CHALLENGE |
Reproduce all lines of the listing below in which the word "icon" occurs.

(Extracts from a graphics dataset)

━━━━━━━━

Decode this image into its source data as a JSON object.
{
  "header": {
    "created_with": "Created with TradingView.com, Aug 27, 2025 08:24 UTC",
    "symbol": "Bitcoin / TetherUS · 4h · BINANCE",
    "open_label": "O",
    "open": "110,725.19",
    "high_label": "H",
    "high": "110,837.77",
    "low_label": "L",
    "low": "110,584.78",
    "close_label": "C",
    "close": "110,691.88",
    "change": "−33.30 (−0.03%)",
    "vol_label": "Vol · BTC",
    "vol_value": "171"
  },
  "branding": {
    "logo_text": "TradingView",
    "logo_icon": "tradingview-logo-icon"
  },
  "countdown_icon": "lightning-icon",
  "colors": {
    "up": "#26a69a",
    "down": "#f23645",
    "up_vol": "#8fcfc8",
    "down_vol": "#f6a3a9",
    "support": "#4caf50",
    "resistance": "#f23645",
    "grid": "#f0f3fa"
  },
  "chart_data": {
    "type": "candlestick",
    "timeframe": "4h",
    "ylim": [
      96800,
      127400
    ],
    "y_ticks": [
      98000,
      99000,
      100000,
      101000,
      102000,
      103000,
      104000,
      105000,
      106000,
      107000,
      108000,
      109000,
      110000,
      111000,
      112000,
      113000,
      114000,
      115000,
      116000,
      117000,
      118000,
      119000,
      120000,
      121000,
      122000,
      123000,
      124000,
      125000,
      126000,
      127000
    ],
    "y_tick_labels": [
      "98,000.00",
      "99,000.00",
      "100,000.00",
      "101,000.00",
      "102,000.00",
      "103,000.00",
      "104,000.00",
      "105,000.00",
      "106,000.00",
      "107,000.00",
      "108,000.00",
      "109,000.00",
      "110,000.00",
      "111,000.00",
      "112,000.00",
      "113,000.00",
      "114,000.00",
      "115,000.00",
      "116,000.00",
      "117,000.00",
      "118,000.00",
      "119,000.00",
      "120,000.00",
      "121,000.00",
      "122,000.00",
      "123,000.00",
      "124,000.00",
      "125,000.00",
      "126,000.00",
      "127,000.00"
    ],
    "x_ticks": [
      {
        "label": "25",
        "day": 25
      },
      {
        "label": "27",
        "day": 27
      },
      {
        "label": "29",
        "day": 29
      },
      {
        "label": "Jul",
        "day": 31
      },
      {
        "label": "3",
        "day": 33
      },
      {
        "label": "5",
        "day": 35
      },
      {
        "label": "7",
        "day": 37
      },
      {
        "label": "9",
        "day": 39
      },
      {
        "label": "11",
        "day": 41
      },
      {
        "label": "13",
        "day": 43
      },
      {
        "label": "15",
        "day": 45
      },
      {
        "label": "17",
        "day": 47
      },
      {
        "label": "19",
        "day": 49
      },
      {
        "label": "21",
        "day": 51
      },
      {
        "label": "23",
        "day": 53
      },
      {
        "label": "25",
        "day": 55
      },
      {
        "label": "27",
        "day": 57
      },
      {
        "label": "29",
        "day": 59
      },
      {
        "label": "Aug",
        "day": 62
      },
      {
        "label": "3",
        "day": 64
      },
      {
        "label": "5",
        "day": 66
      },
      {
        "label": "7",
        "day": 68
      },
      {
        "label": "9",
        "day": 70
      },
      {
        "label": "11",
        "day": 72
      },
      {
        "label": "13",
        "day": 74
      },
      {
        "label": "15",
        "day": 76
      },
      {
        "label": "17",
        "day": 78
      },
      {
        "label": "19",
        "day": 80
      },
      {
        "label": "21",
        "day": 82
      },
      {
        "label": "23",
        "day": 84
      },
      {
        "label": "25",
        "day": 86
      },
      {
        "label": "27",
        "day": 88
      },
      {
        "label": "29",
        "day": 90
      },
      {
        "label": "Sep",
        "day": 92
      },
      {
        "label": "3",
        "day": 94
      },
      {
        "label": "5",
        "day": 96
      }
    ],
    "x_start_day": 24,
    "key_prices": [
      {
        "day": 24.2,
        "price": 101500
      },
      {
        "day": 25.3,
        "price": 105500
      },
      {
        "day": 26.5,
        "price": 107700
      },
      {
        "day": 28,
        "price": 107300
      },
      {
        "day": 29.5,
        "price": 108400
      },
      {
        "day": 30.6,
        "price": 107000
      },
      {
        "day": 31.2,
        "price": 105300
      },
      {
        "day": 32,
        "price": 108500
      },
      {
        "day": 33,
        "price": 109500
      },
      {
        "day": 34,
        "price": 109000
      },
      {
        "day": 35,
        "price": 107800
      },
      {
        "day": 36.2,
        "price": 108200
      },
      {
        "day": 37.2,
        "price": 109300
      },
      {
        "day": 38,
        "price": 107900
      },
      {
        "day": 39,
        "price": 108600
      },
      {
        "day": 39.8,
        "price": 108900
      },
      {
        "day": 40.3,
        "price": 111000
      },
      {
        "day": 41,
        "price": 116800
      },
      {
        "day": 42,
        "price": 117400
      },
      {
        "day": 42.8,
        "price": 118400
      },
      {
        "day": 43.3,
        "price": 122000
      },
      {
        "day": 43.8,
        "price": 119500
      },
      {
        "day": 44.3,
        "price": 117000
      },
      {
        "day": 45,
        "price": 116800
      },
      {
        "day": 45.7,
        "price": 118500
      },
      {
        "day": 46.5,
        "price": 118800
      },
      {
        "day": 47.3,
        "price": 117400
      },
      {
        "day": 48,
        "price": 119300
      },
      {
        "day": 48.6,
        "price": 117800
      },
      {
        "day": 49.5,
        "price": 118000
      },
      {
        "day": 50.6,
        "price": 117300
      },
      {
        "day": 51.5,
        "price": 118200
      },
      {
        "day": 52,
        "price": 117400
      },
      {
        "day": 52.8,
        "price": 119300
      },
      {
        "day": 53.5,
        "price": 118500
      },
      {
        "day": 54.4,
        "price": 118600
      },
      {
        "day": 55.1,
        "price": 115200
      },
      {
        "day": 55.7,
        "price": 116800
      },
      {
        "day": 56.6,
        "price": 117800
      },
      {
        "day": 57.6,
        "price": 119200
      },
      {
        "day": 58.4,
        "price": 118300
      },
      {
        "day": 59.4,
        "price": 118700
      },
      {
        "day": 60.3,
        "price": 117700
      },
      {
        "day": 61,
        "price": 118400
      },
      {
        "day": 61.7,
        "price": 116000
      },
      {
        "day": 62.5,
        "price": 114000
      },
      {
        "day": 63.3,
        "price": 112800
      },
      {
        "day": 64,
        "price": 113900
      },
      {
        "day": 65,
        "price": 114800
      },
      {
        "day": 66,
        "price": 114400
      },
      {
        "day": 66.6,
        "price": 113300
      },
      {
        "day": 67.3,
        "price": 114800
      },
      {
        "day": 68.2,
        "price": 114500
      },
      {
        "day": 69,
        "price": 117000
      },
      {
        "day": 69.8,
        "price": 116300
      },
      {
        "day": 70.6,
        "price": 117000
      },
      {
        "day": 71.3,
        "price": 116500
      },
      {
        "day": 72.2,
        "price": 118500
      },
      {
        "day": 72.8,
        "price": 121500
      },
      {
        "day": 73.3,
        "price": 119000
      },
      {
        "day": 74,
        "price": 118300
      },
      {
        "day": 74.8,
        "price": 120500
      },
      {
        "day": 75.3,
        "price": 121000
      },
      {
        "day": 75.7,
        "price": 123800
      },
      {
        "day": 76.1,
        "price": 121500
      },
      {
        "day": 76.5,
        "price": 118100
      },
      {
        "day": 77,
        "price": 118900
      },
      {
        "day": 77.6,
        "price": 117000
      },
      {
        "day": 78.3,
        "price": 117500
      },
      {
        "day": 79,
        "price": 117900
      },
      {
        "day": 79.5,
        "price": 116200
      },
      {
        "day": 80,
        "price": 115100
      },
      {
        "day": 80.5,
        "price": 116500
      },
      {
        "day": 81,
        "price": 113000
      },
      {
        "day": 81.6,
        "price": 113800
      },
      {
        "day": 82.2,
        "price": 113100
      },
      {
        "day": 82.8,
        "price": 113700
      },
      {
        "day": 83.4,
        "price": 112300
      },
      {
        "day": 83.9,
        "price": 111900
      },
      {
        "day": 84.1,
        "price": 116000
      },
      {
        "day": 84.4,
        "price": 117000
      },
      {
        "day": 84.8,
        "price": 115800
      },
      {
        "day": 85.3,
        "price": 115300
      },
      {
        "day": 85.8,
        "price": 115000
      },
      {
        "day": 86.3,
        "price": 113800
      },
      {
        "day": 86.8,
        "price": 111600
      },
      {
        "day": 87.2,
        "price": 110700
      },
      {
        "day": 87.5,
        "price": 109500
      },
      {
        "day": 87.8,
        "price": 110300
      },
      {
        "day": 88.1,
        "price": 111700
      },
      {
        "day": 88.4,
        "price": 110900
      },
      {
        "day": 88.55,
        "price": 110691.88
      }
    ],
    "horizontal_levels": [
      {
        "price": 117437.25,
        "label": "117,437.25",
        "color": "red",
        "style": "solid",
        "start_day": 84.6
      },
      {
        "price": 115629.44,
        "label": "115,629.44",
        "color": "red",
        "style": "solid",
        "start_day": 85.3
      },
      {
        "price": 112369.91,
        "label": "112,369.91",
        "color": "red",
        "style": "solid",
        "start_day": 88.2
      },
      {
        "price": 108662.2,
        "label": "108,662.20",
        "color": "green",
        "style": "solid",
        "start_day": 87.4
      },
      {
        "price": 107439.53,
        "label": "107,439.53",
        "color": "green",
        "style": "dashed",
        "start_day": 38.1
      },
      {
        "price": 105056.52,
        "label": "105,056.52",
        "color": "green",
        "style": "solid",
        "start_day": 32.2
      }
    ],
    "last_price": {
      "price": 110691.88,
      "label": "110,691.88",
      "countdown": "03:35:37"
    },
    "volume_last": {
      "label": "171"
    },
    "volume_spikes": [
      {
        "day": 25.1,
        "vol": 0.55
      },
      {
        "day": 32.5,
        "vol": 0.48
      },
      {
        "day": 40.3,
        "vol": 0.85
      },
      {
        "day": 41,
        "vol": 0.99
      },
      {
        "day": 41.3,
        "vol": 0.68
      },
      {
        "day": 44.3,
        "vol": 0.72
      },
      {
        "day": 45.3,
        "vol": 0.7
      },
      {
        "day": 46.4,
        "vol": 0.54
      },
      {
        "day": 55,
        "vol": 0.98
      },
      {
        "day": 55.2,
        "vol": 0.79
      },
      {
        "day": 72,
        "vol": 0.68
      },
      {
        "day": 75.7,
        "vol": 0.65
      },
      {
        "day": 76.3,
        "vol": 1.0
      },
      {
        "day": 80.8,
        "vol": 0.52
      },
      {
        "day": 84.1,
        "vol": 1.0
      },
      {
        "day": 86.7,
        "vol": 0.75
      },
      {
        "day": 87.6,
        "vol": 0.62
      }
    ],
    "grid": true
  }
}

━━━━━━━━

RESULT |
    "logo_icon": "tradingview-logo-icon"
  "countdown_icon": "lightning-icon",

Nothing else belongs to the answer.